▸ DESCRIPTION OF THE TASK
Give an exact copy of every line, leaving images out.

▸ INPUT ROWS
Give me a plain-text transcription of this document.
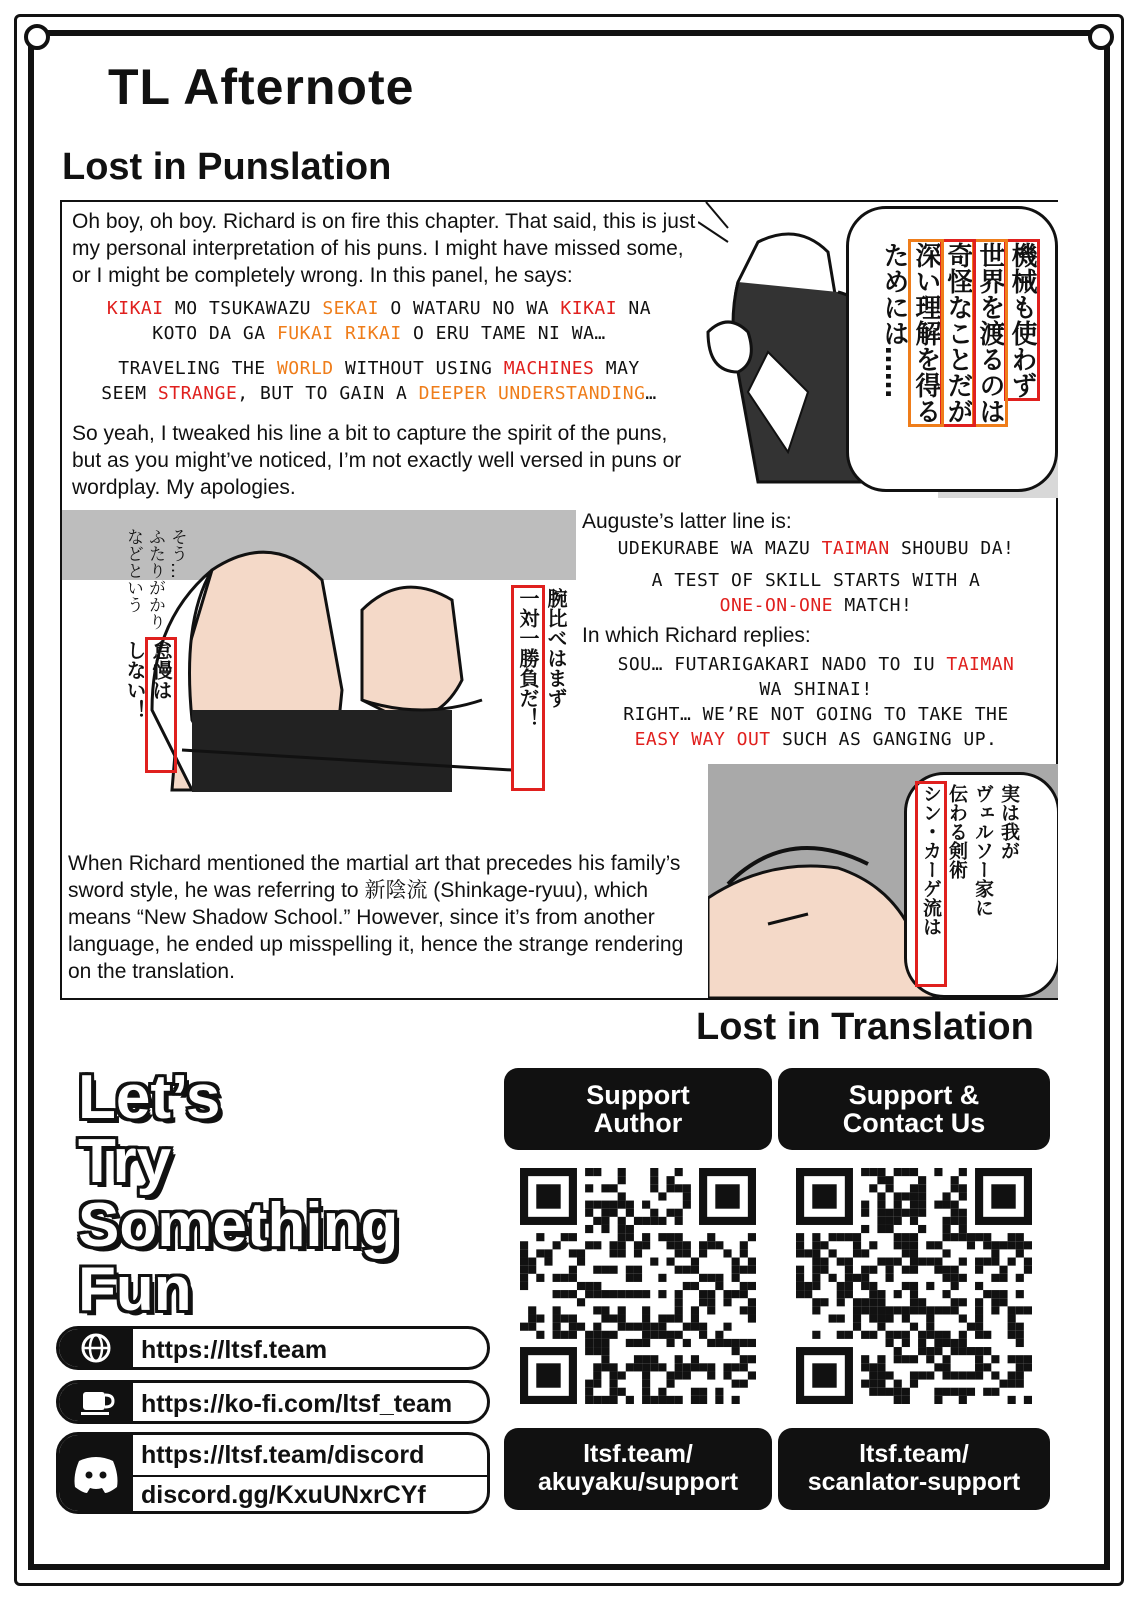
TL Afternote
Lost in Punslation
Oh boy, oh boy. Richard is on fire this chapter. That said, this is just my personal interpretation of his puns. I might have missed some, or I might be completely wrong. In this panel, he says:
KIKAI MO TSUKAWAZU SEKAI O WATARU NO WA KIKAI NA
KOTO DA GA FUKAI RIKAI O ERU TAME NI WA…
TRAVELING THE WORLD WITHOUT USING MACHINES MAY
SEEM STRANGE, BUT TO GAIN A DEEPER UNDERSTANDING…
So yeah, I tweaked his line a bit to capture the spirit of the puns, but as you might’ve noticed, I’m not exactly well versed in puns or wordplay. My apologies.
機械も使わず
世界を渡るのは
奇怪なことだが
深い理解を得る
ためには……
そう…
ふたりがかり
などという
怠慢は
しない！	腕比べはまず
一対一勝負だ！
Auguste’s latter line is:
UDEKURABE WA MAZU TAIMAN SHOUBU DA!
A TEST OF SKILL STARTS WITH A
ONE-ON-ONE MATCH!
In which Richard replies:
SOU… FUTARIGAKARI NADO TO IU TAIMAN
WA SHINAI!
RIGHT… WE’RE NOT GOING TO TAKE THE
EASY WAY OUT SUCH AS GANGING UP.
実は我が
ヴェルソー家に
伝わる剣術
シン・カーゲ流は
When Richard mentioned the martial art that precedes his family’s sword style, he was referring to 新陰流 (Shinkage-ryuu), which means “New Shadow School.” However, since it’s from another language, he ended up misspelling it, hence the strange rendering on the translation.
Lost in Translation
Let’s
Try
Something
Fun
https://ltsf.team
https://ko-fi.com/ltsf_team
https://ltsf.team/discord
discord.gg/KxuUNxrCYf
Support
Author
Support &
Contact Us
ltsf.team/
akuyaku/support
ltsf.team/
scanlator-support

▸ WORKED SOLUTION
Give me a plain-text transcription of this document.
TL Afternote
Lost in Punslation
Oh boy, oh boy. Richard is on fire this chapter. That said, this is just my personal interpretation of his puns. I might have missed some, or I might be completely wrong. In this panel, he says:
KIKAI MO TSUKAWAZU SEKAI O WATARU NO WA KIKAI NA
KOTO DA GA FUKAI RIKAI O ERU TAME NI WA…
TRAVELING THE WORLD WITHOUT USING MACHINES MAY
SEEM STRANGE, BUT TO GAIN A DEEPER UNDERSTANDING…
So yeah, I tweaked his line a bit to capture the spirit of the puns, but as you might’ve noticed, I’m not exactly well versed in puns or wordplay. My apologies.
機械も使わず
世界を渡るのは
奇怪なことだが
深い理解を得る
ためには……
そう…
ふたりがかり
などという
怠慢は
しない！	腕比べはまず
一対一勝負だ！
Auguste’s latter line is:
UDEKURABE WA MAZU TAIMAN SHOUBU DA!
A TEST OF SKILL STARTS WITH A
ONE-ON-ONE MATCH!
In which Richard replies:
SOU… FUTARIGAKARI NADO TO IU TAIMAN
WA SHINAI!
RIGHT… WE’RE NOT GOING TO TAKE THE
EASY WAY OUT SUCH AS GANGING UP.
実は我が
ヴェルソー家に
伝わる剣術
シン・カーゲ流は
When Richard mentioned the martial art that precedes his family’s sword style, he was referring to 新陰流 (Shinkage-ryuu), which means “New Shadow School.” However, since it’s from another language, he ended up misspelling it, hence the strange rendering on the translation.
Lost in Translation
Let’s
Try
Something
Fun
https://ltsf.team
https://ko-fi.com/ltsf_team
https://ltsf.team/discord
discord.gg/KxuUNxrCYf
Support
Author
Support &
Contact Us
ltsf.team/
akuyaku/support
ltsf.team/
scanlator-support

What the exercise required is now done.